-- start of Exercise inputs --

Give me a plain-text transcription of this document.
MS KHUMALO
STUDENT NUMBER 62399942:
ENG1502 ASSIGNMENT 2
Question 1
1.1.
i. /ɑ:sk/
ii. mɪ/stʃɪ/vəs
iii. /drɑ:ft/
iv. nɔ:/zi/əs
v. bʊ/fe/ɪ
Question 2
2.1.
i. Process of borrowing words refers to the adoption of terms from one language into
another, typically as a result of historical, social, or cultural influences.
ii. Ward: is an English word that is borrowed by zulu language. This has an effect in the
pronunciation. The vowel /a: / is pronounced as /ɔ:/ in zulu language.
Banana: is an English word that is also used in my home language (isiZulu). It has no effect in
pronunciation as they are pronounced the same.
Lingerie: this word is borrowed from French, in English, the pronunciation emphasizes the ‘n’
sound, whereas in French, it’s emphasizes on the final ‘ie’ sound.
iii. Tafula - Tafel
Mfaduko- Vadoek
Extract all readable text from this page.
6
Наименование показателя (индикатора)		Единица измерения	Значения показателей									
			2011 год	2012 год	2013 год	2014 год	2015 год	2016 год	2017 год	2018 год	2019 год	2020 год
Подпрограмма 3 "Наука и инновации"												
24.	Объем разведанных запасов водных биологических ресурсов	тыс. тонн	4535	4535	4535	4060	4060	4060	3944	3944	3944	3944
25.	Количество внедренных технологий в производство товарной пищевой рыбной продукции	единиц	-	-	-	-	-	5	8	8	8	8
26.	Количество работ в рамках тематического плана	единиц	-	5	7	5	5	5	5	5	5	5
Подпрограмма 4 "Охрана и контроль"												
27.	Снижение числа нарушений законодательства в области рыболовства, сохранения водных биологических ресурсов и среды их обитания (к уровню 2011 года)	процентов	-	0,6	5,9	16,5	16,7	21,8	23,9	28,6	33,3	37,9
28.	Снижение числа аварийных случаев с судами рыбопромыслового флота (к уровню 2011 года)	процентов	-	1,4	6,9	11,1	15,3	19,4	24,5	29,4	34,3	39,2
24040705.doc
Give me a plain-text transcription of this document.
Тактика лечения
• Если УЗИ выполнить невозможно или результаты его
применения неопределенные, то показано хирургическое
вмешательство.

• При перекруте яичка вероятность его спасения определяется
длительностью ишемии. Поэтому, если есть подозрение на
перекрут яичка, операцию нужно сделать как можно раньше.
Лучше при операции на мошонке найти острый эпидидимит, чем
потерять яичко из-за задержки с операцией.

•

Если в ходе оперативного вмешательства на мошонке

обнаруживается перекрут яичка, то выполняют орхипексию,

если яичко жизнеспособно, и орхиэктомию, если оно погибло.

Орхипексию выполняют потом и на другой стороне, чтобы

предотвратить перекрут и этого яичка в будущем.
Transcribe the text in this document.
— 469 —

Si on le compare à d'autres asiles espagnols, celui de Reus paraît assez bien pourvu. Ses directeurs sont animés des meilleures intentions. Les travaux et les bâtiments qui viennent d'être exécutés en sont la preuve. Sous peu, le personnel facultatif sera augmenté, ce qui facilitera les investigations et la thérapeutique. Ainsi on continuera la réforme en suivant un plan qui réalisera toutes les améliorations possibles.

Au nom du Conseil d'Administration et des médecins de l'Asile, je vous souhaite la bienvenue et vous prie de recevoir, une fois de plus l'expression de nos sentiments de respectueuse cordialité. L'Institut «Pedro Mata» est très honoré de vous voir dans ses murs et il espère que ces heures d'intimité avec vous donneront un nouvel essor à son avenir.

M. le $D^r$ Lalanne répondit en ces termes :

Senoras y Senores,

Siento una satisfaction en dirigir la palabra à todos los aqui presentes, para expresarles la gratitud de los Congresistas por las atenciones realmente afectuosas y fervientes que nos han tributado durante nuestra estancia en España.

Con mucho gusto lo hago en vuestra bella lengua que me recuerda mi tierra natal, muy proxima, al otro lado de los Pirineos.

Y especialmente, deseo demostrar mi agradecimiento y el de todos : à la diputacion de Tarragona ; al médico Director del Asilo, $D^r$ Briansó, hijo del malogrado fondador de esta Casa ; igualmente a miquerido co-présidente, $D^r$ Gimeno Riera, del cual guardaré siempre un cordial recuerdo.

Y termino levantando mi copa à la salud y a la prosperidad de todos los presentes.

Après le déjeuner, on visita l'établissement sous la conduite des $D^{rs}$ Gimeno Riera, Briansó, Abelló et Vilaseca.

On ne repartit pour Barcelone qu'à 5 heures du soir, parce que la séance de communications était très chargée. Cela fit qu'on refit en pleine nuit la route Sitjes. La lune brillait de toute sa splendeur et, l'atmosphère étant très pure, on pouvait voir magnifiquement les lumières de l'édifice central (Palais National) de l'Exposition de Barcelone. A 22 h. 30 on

-- end of Exercise inputs --

Stated problem: Identify and copy the lines holding the word "très".

Task output:
Au nom du Conseil d'Administration et des médecins de l'Asile, je vous souhaite la bienvenue et vous prie de recevoir, une fois de plus l'expression de nos sentiments de respectueuse cordialité. L'Institut «Pedro Mata» est très honoré de vous voir dans ses murs et il espère que ces heures d'intimité avec vous donneront un nouvel essor à son avenir.
On ne repartit pour Barcelone qu'à 5 heures du soir, parce que la séance de communications était très chargée. Cela fit qu'on refit en pleine nuit la route Sitjes. La lune brillait de toute sa splendeur et, l'atmosphère étant très pure, on pouvait voir magnifiquement les lumières de l'édifice central (Palais National) de l'Exposition de Barcelone. A 22 h. 30 on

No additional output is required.